Collected data entries:
________

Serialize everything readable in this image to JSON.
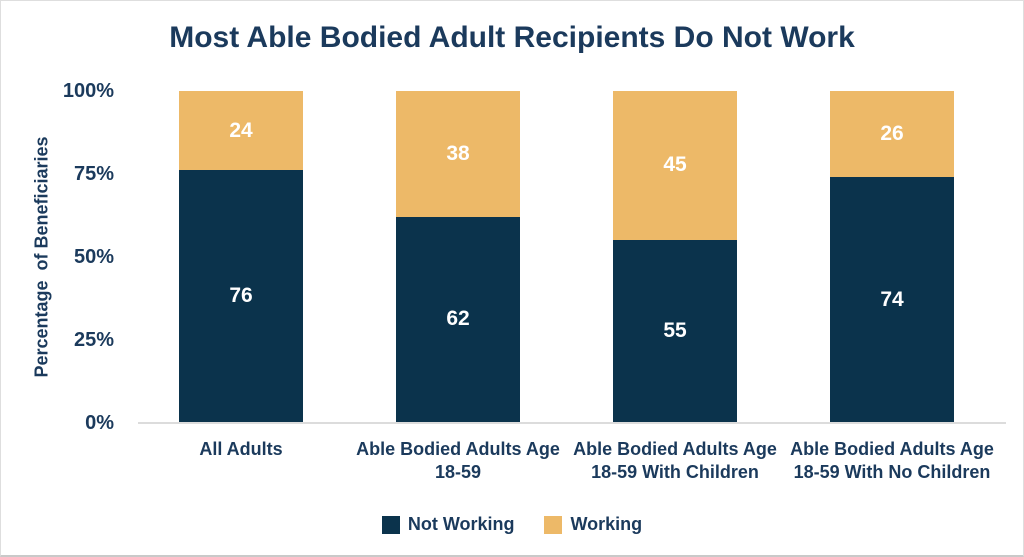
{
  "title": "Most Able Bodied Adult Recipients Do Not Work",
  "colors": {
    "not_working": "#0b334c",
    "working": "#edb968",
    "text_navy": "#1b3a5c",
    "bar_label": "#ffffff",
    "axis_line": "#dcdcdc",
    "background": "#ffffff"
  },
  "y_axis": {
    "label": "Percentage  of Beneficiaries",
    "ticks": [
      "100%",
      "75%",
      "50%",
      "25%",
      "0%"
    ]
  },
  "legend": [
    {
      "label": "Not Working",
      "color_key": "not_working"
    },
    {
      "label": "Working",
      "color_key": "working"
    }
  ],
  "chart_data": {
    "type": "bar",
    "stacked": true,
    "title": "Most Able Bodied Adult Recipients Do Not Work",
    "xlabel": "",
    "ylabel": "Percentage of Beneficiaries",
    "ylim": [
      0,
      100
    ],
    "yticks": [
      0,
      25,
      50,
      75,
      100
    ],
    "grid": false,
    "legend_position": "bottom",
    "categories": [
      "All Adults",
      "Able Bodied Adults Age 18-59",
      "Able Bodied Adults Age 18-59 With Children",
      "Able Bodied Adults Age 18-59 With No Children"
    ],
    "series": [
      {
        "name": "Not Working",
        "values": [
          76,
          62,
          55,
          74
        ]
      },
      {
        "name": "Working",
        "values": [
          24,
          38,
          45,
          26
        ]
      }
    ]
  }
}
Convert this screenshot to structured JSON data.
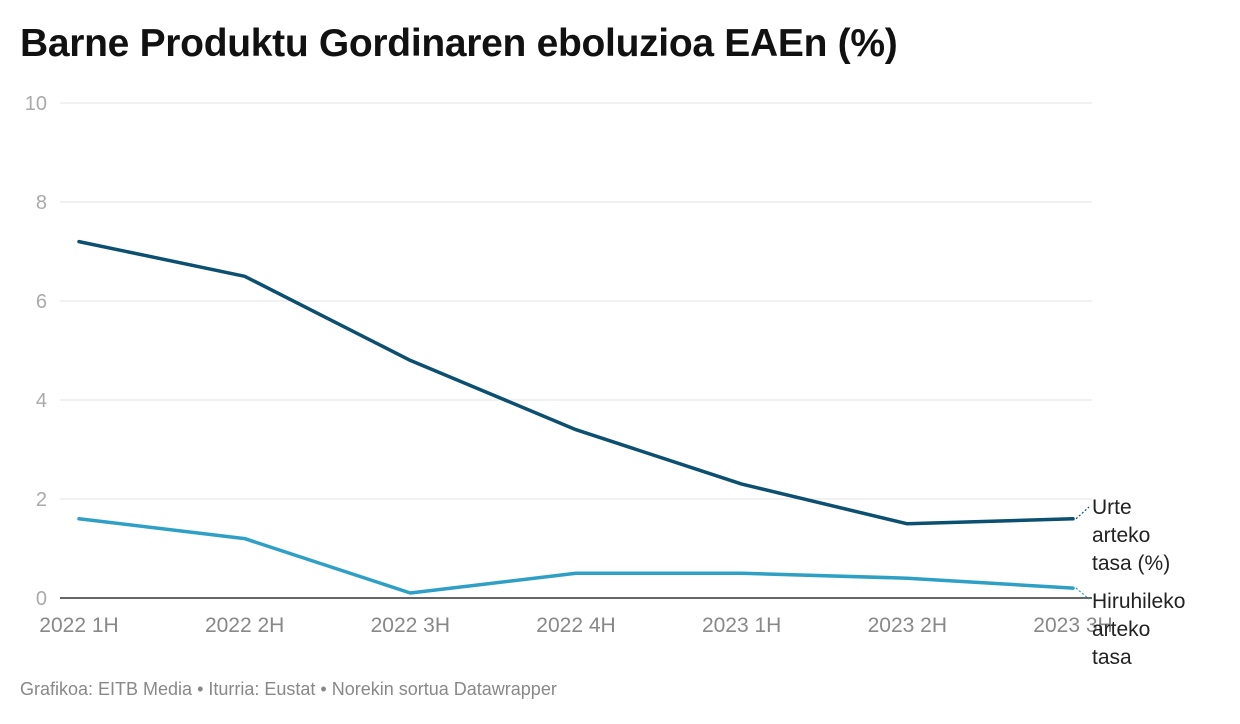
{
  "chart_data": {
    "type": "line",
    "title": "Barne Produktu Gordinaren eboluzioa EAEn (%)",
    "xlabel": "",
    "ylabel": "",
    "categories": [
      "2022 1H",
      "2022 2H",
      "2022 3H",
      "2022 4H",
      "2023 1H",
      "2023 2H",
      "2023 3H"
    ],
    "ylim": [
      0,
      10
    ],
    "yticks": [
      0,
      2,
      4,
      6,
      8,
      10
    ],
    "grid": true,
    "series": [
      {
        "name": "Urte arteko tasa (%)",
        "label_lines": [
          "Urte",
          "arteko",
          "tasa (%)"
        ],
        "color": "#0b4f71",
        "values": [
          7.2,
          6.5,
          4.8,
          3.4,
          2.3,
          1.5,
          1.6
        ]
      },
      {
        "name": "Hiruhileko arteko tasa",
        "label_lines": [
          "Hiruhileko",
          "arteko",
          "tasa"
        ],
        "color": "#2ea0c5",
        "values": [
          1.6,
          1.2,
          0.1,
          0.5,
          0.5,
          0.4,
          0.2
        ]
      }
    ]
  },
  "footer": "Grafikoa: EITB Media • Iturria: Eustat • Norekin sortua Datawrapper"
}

________

Exercise directions
In the records above, how many lines include the string "Children"? Answer with only the number.

Full answer
2